### [Your task]
Provide a single number: the count of lines containing the string "this".

### [Saved entries]

::::

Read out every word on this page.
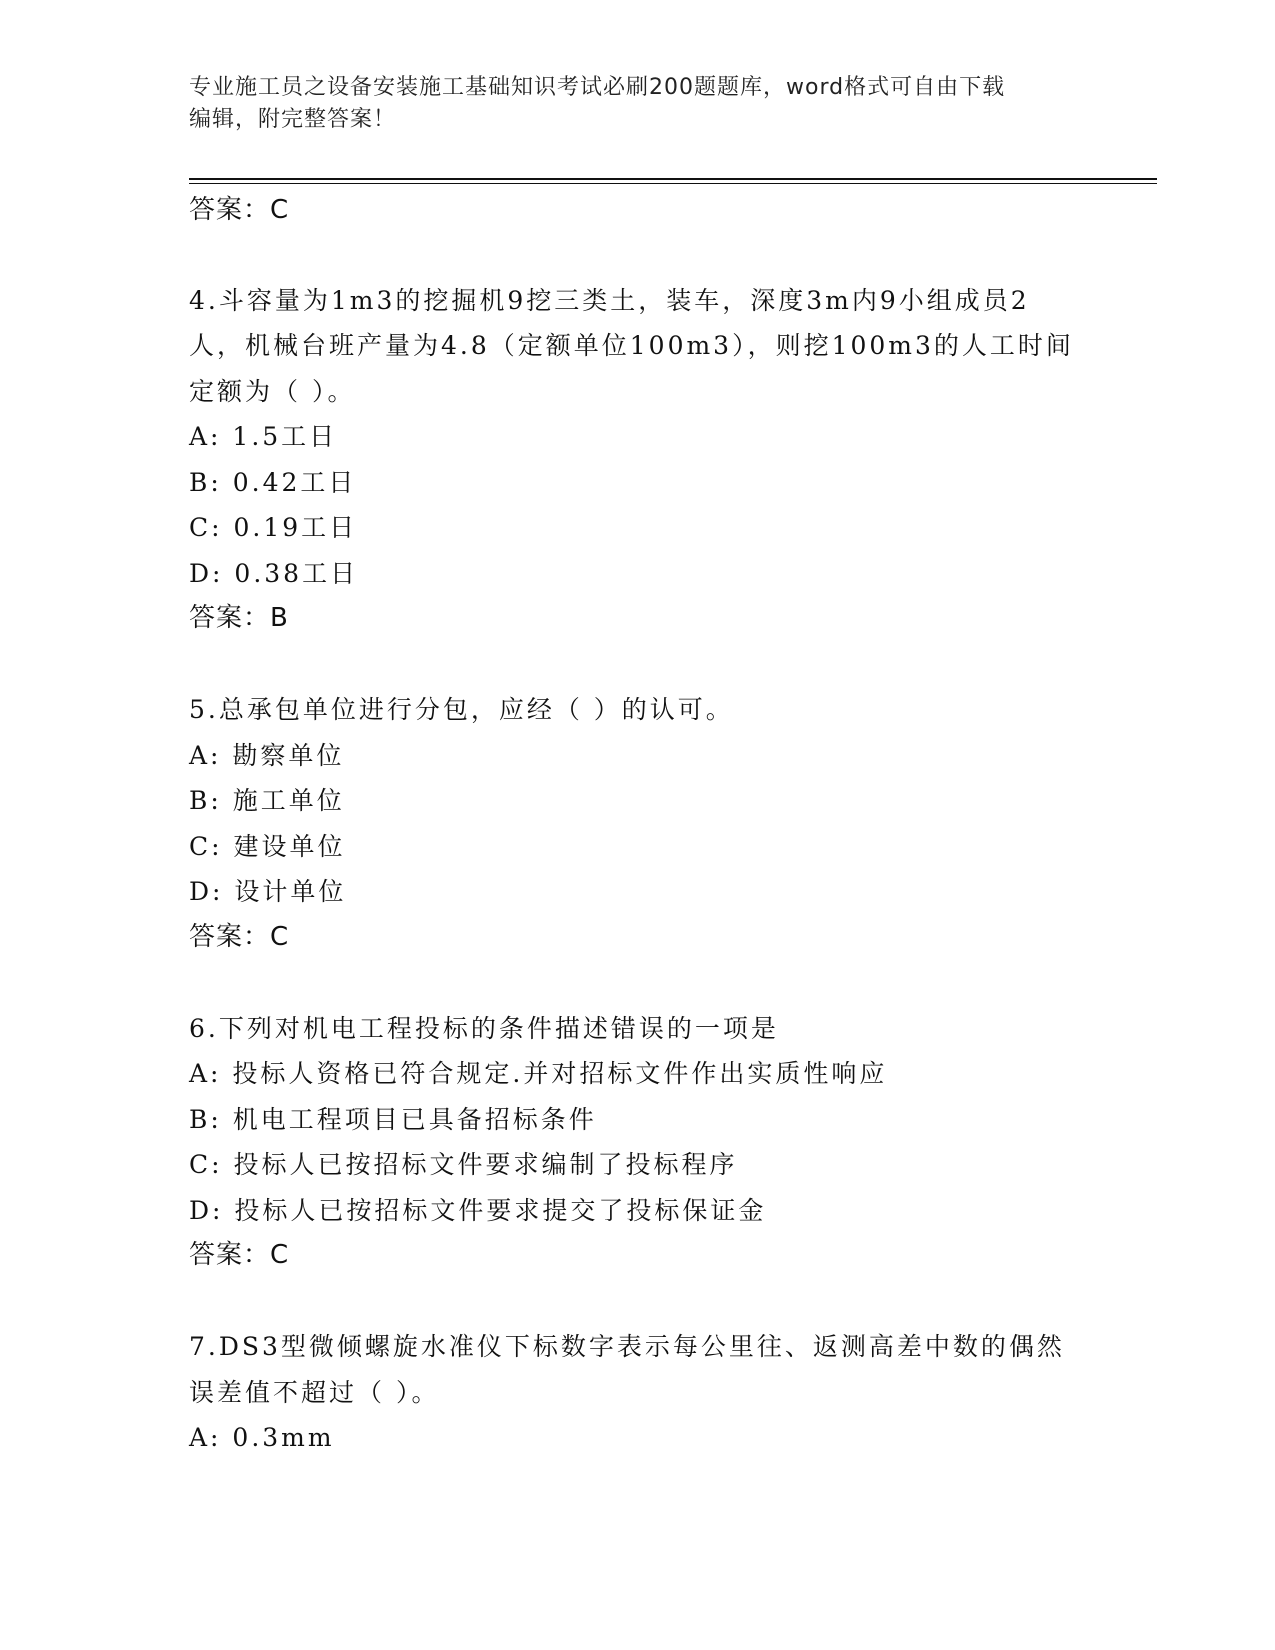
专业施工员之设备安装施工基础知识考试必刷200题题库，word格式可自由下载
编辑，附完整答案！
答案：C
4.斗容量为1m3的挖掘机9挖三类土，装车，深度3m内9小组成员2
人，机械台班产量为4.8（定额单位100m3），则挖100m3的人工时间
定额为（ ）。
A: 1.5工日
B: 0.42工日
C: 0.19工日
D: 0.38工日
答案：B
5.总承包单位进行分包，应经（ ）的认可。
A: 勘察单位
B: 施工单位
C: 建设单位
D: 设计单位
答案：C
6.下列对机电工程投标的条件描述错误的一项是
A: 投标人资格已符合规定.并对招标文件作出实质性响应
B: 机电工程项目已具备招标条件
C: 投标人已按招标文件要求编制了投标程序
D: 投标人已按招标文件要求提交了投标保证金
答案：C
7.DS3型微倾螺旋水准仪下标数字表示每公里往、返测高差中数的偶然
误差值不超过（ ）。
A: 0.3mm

::::

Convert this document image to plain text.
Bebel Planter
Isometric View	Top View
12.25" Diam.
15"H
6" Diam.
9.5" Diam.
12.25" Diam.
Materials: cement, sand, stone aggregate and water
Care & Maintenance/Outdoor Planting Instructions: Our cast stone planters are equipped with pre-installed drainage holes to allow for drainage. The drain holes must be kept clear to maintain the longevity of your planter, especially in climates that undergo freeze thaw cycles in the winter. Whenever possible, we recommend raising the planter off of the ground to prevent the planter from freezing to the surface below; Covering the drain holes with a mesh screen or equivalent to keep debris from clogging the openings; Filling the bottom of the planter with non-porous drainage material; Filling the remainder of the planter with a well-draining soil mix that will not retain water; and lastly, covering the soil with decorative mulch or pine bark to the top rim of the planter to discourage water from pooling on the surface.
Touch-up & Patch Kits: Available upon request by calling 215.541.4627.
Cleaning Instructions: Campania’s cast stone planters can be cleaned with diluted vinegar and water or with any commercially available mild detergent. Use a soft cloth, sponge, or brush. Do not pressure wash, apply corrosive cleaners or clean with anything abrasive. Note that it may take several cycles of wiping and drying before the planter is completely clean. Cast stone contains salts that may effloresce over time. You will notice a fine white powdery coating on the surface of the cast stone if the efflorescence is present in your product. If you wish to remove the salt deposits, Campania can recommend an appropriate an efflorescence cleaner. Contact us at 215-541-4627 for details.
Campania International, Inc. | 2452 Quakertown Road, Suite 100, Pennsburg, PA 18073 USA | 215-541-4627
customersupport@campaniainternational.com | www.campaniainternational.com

::::

### [Answer to the task]
2